Document extract —

Jay Powell 1, Donald Trump 0.

The president did not get what he wanted from the US Federal Reserve chair yesterday. Jay Powell and his fellow central bank officials held interest rates steady, defying pressure from Donald Trump to slash borrowing costs.

The Fed kept its benchmark rate between 4.25 and 4.5 per cent and signalled it wouldn’t be moving anytime soon: Powell said that rate-setters “do not need to be in a hurry to adjust our policy stance”.

Trump was quick to express his displeasure with the decision and derided the central bank, which operates independently. He blamed Powell for inflation and said the Fed was too focused on diversity, equity and inclusion instead of high prices.

“Because Jay Powell and the Fed failed to stop the problem they created with Inflation, I will do it by unleashing American Energy production, slashing Regulation, rebalancing International Trade, and reigniting American Manufacturing,” he wrote on Truth Social soon after the rate announcement.

“If the Fed had spent less time on DEI, gender ideology, ‘green’ energy, and fake climate change, Inflation would never have been a problem. Instead, we suffered from the worst Inflation in the History of our Country!”

Powell, however, refused to react to Trump’s demands. During his press conference yesterday he stated that he was “not going to have any response or comment on what the president said”. The new administration’s policies were “not for us to criticise, or to praise”, he added.

Input data —
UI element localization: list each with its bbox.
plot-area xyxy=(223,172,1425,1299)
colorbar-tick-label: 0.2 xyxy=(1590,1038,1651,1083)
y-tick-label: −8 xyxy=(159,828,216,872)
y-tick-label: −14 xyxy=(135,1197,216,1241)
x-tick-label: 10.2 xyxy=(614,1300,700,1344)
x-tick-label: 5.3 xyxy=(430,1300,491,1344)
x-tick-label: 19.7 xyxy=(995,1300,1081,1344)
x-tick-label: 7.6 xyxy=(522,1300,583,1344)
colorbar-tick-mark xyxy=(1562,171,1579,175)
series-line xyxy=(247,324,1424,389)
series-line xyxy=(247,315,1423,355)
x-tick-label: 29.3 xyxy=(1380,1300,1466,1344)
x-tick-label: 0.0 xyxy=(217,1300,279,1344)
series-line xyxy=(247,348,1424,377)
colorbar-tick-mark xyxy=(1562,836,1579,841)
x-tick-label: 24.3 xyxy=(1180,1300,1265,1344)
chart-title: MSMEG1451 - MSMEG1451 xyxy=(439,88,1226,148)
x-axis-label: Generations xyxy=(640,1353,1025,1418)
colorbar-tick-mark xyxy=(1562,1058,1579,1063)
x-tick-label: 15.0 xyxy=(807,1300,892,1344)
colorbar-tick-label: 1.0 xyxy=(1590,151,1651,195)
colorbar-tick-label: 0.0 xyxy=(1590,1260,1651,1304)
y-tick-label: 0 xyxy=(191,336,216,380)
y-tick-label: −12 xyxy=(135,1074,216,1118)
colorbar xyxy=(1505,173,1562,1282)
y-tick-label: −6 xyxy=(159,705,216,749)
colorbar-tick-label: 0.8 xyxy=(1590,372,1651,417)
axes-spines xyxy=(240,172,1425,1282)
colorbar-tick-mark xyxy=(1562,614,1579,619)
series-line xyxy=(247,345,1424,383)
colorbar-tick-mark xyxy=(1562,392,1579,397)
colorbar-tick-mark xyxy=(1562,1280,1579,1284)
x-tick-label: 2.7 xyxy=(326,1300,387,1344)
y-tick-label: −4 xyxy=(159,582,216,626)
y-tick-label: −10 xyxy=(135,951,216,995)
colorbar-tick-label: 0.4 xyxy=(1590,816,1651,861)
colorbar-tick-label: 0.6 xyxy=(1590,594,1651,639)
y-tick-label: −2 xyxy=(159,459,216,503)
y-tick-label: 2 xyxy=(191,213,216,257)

Directions for this task —
Answer these about the Fed rate decision article:
(a) Within what range did the Fed keep its benchmark rate?
(b) On what platform did Trump write his comments after the rate announcement?
(c) What did Trump say the Fed was too focused on instead of high prices?

Output of the task —
(a) Between 4.25 and 4.5 percent.
(b) Truth Social.
(c) Diversity, equity and inclusion.